Exercise:
Reproduce exactly the lines from the one that holds "Extract all readable text from this page." through the last line of the entries, both ends included, but not the pictures.

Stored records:
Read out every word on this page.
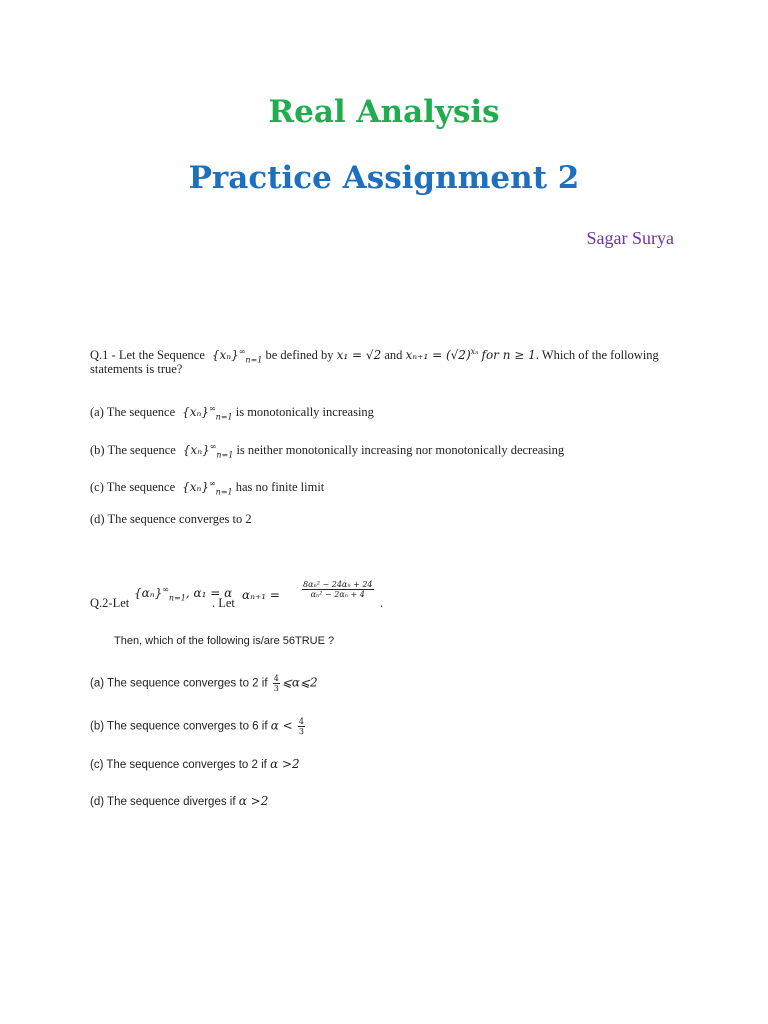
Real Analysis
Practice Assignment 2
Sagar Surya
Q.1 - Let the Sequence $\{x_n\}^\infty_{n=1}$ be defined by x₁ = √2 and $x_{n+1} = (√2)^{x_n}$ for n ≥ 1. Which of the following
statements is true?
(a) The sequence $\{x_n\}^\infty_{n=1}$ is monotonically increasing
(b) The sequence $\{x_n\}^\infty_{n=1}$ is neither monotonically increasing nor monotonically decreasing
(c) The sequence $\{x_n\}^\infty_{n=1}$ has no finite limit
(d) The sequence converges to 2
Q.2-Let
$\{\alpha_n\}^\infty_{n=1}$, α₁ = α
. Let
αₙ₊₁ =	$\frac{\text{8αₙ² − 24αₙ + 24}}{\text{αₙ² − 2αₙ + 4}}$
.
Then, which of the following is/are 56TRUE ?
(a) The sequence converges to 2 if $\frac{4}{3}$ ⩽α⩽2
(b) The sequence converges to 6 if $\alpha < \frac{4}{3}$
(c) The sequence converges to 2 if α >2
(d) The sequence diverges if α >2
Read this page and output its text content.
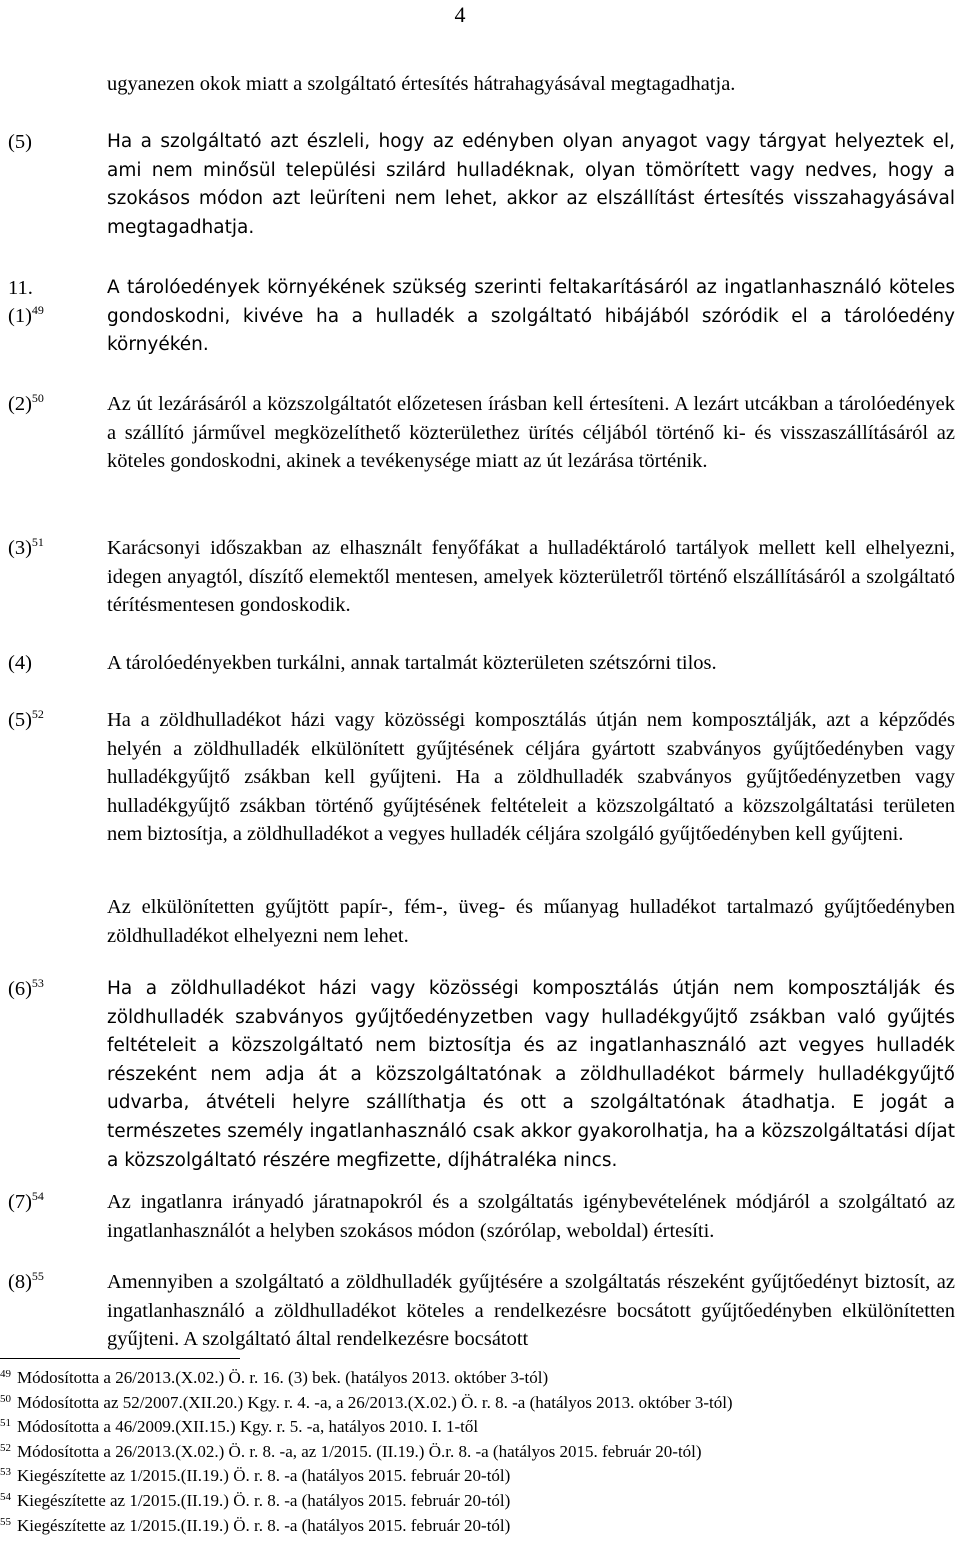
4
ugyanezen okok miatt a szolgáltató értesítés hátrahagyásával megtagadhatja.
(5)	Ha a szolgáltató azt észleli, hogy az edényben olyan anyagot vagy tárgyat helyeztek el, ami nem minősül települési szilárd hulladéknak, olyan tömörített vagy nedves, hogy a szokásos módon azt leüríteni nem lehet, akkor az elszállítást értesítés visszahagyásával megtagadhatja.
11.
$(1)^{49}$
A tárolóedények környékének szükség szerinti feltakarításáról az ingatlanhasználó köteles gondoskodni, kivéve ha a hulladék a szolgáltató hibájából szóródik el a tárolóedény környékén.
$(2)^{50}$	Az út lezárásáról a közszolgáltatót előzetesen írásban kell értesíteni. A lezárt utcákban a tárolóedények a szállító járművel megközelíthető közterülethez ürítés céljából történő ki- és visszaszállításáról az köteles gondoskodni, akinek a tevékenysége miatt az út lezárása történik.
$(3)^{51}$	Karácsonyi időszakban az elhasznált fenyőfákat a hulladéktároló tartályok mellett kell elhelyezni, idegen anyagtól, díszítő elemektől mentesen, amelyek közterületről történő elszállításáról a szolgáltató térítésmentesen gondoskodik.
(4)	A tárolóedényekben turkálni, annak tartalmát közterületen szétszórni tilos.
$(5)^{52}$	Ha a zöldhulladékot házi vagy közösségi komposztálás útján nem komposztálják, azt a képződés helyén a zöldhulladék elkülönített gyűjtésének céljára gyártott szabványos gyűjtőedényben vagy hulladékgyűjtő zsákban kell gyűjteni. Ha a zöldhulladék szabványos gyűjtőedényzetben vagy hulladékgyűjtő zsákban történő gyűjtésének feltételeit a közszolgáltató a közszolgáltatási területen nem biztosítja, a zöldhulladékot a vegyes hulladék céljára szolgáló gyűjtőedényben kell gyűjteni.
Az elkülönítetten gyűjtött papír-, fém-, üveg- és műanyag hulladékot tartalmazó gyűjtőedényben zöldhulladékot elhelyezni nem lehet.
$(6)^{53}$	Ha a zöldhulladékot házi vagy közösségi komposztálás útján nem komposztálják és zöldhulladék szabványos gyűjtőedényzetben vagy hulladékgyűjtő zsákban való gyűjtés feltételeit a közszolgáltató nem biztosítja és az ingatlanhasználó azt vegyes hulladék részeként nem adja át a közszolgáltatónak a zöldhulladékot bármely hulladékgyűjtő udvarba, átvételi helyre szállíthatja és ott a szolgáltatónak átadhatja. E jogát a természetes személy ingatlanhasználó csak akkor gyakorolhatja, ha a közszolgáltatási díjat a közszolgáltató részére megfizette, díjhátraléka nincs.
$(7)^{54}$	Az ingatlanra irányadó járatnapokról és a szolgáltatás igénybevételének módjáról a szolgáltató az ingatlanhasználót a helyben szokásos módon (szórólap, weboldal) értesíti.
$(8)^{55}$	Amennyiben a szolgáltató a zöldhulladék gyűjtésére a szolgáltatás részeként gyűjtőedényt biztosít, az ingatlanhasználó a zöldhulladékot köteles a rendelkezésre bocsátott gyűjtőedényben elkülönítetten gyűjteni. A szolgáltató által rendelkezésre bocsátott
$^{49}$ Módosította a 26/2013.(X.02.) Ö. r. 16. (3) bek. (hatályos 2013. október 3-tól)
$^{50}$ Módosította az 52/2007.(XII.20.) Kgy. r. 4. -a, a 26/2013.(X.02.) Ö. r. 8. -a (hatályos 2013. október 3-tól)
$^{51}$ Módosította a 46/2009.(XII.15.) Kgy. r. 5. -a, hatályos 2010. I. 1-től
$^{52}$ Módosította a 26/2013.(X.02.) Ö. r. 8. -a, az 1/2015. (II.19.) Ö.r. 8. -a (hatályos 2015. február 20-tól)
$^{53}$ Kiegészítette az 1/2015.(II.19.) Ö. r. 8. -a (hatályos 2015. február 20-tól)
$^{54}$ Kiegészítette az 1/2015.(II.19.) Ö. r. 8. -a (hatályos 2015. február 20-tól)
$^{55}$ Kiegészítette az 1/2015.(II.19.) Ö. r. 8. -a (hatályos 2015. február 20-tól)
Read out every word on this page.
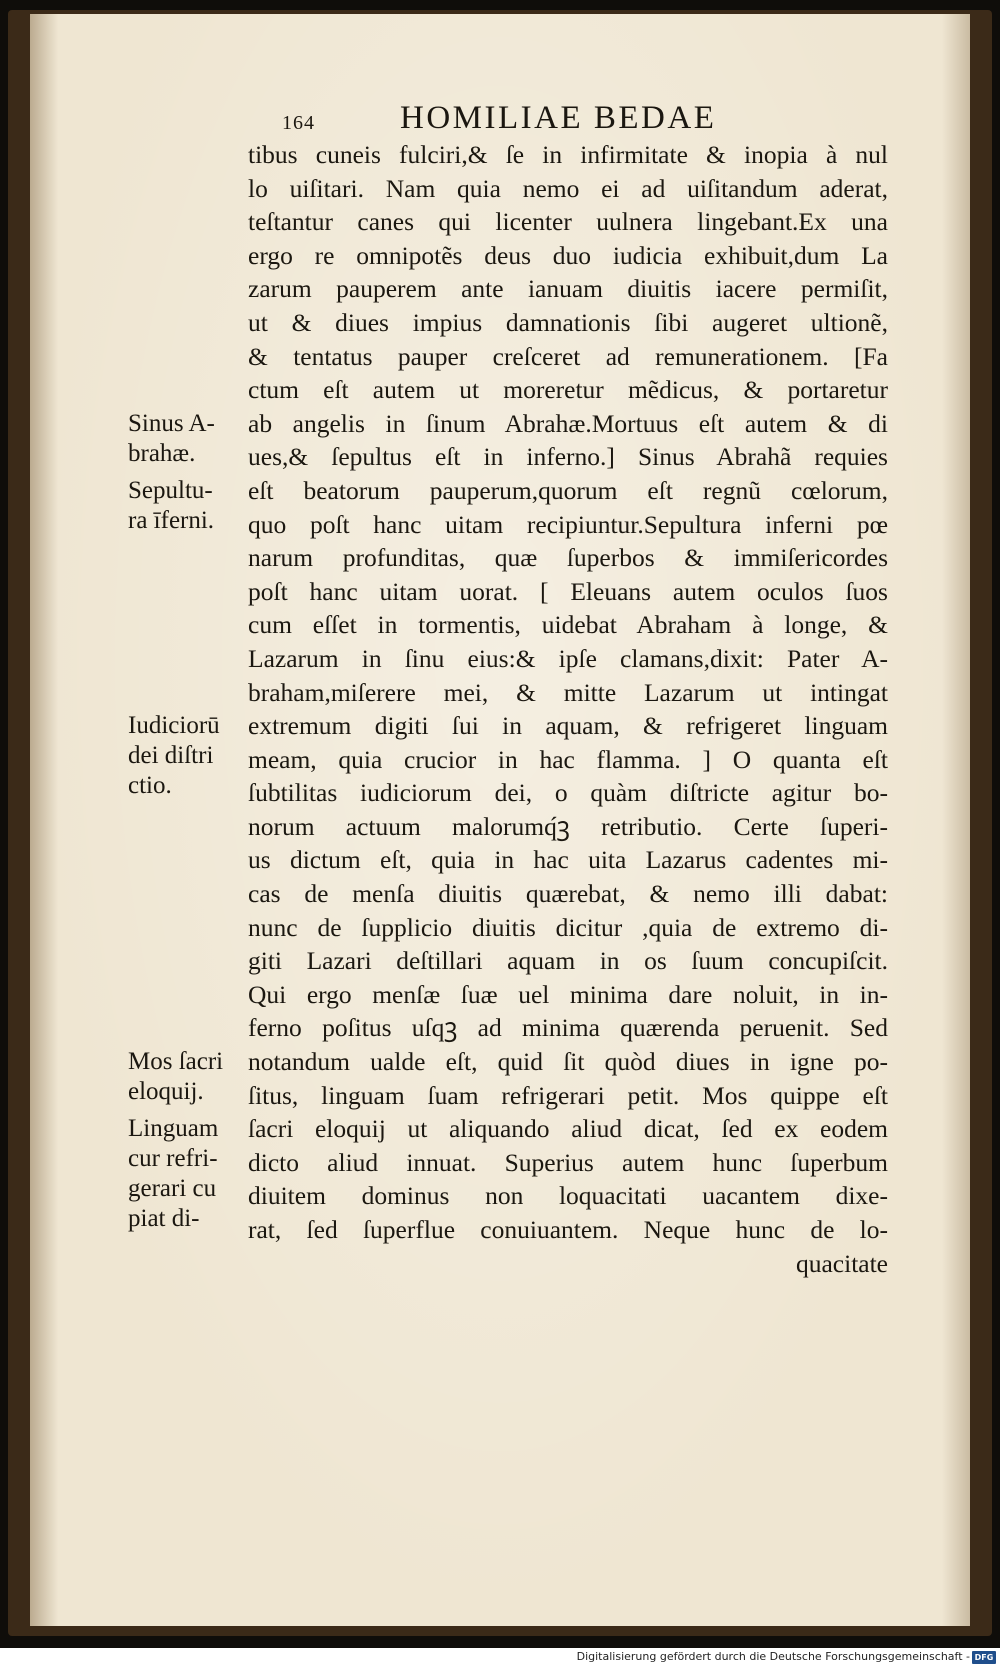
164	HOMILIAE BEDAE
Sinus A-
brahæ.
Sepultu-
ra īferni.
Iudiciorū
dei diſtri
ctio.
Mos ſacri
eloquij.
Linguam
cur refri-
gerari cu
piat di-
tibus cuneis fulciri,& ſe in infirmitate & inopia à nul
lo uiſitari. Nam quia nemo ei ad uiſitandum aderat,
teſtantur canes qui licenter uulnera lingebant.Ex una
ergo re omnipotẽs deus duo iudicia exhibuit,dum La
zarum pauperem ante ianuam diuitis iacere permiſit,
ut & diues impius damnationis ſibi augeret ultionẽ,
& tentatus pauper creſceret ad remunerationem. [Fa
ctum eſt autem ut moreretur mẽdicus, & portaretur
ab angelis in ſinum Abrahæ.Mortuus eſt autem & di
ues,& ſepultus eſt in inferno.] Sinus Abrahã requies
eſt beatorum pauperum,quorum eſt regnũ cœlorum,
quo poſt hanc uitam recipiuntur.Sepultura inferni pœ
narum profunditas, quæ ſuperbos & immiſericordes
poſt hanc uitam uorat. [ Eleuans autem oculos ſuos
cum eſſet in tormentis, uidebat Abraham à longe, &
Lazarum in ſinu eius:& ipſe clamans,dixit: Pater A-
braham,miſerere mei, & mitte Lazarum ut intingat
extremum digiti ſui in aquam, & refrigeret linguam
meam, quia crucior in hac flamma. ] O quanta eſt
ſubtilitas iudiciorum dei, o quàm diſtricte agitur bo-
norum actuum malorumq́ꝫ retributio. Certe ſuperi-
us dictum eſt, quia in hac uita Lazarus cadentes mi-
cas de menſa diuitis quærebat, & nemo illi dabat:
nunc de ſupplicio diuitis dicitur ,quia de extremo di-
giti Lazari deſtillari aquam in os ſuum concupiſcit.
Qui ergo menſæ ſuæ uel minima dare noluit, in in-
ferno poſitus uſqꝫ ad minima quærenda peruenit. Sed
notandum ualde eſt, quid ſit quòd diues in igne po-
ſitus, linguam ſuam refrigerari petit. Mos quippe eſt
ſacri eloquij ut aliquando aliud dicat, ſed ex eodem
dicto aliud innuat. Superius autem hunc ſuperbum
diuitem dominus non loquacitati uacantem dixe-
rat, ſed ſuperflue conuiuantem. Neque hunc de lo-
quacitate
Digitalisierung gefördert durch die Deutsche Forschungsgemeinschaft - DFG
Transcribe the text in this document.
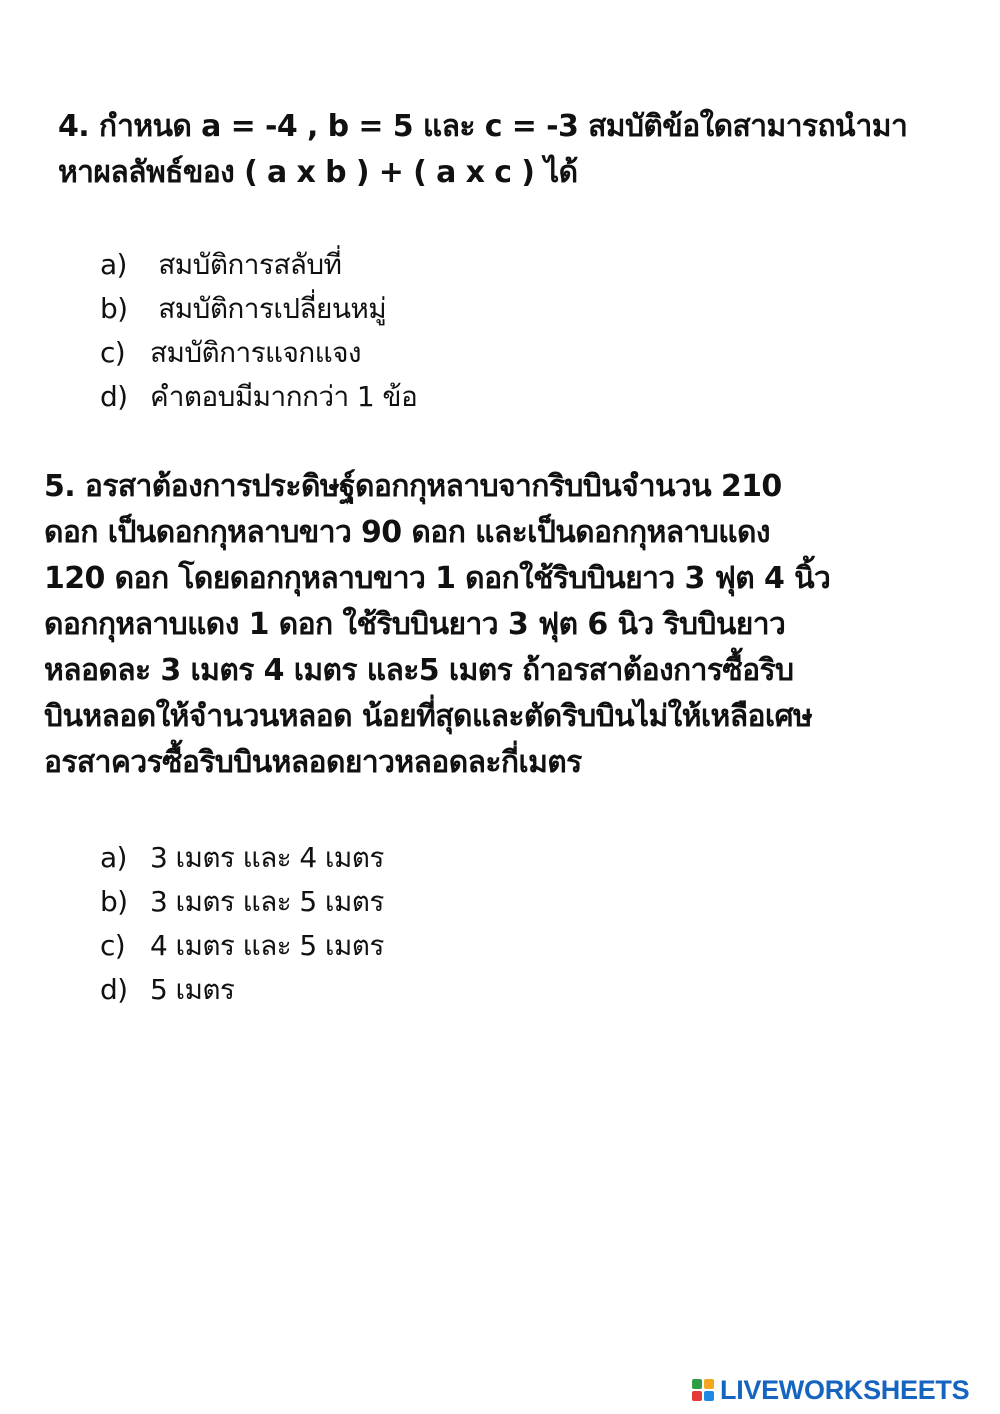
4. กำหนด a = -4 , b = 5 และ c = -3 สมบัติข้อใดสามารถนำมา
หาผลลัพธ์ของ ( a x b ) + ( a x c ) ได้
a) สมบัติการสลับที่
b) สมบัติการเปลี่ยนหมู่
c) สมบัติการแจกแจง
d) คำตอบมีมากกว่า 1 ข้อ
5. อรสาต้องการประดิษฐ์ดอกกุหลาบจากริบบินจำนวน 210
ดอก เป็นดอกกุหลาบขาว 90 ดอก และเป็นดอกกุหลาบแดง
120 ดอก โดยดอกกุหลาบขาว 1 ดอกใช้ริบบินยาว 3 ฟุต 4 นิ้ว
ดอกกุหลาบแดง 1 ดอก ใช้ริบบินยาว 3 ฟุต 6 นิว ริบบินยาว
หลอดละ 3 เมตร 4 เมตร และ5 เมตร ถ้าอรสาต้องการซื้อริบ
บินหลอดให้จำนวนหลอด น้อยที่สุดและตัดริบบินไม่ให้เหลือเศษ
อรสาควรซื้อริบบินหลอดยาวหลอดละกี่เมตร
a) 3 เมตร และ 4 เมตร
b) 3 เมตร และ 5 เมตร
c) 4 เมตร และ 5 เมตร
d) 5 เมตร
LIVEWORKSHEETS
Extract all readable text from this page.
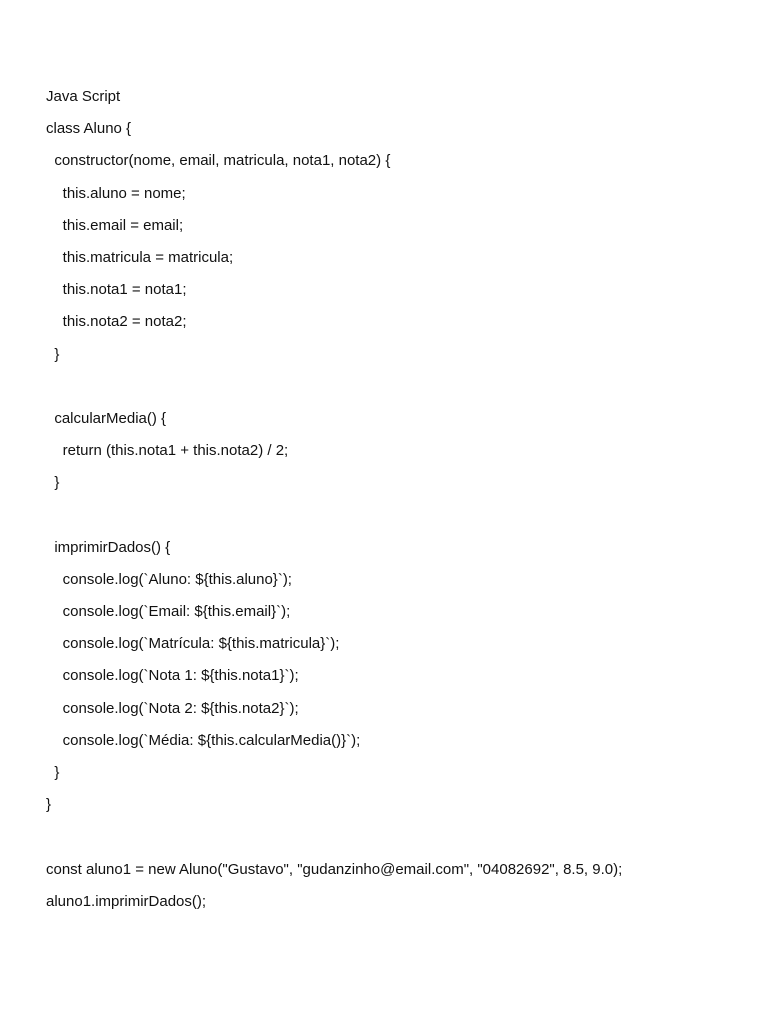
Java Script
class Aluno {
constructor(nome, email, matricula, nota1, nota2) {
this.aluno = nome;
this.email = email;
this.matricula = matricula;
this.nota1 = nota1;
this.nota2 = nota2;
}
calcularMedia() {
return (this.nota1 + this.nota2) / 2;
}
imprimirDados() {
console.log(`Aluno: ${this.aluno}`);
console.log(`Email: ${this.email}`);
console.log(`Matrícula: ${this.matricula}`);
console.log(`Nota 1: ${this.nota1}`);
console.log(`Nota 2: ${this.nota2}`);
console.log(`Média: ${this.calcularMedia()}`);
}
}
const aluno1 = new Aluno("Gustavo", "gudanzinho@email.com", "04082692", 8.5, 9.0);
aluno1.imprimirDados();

Response to this task:
Extract all readable text from this page.
Java Script
class Aluno {
constructor(nome, email, matricula, nota1, nota2) {
this.aluno = nome;
this.email = email;
this.matricula = matricula;
this.nota1 = nota1;
this.nota2 = nota2;
}
calcularMedia() {
return (this.nota1 + this.nota2) / 2;
}
imprimirDados() {
console.log(`Aluno: ${this.aluno}`);
console.log(`Email: ${this.email}`);
console.log(`Matrícula: ${this.matricula}`);
console.log(`Nota 1: ${this.nota1}`);
console.log(`Nota 2: ${this.nota2}`);
console.log(`Média: ${this.calcularMedia()}`);
}
}
const aluno1 = new Aluno("Gustavo", "gudanzinho@email.com", "04082692", 8.5, 9.0);
aluno1.imprimirDados();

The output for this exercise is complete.